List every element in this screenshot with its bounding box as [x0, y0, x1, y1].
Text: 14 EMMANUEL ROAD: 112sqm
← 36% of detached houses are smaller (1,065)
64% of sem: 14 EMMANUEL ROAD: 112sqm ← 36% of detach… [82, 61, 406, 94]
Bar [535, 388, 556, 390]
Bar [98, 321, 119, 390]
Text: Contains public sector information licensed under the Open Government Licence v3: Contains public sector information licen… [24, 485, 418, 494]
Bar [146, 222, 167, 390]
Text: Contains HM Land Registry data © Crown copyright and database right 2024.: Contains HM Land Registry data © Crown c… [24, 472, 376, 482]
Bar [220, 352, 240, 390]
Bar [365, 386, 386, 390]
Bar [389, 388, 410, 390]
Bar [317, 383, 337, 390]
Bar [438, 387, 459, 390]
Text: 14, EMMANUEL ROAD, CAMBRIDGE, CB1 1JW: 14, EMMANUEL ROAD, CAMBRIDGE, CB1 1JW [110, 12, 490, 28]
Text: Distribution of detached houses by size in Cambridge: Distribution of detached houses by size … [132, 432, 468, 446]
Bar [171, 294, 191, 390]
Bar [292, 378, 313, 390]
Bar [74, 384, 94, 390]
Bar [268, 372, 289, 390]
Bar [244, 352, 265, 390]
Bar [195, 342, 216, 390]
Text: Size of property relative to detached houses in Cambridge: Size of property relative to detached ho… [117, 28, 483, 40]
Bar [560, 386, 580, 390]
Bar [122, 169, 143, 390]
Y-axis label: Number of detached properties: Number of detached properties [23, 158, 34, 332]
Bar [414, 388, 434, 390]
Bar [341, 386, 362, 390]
------------------------------------------------
* _PETIT EXERCICE_
Recopie toutes ces lignes en changeant « Bar » en « Barre », sans toucher au reste.

* _RÉSULTAT OBTENU_
List every element in this screenshot with its bounding box as [x0, y0, x1, y1].
Text: 14 EMMANUEL ROAD: 112sqm
← 36% of detached houses are smaller (1,065)
64% of sem: 14 EMMANUEL ROAD: 112sqm ← 36% of detach… [82, 61, 406, 94]
Barre [535, 388, 556, 390]
Barre [98, 321, 119, 390]
Text: Contains public sector information licensed under the Open Government Licence v3: Contains public sector information licen… [24, 485, 418, 494]
Barre [146, 222, 167, 390]
Text: Contains HM Land Registry data © Crown copyright and database right 2024.: Contains HM Land Registry data © Crown c… [24, 472, 376, 482]
Barre [220, 352, 240, 390]
Barre [365, 386, 386, 390]
Barre [389, 388, 410, 390]
Barre [317, 383, 337, 390]
Barre [438, 387, 459, 390]
Text: 14, EMMANUEL ROAD, CAMBRIDGE, CB1 1JW: 14, EMMANUEL ROAD, CAMBRIDGE, CB1 1JW [110, 12, 490, 28]
Text: Distribution of detached houses by size in Cambridge: Distribution of detached houses by size … [132, 432, 468, 446]
Barre [171, 294, 191, 390]
Barre [292, 378, 313, 390]
Barre [74, 384, 94, 390]
Barre [268, 372, 289, 390]
Barre [244, 352, 265, 390]
Barre [195, 342, 216, 390]
Text: Size of property relative to detached houses in Cambridge: Size of property relative to detached ho… [117, 28, 483, 40]
Barre [560, 386, 580, 390]
Barre [122, 169, 143, 390]
Y-axis label: Number of detached properties: Number of detached properties [23, 158, 34, 332]
Barre [414, 388, 434, 390]
Barre [341, 386, 362, 390]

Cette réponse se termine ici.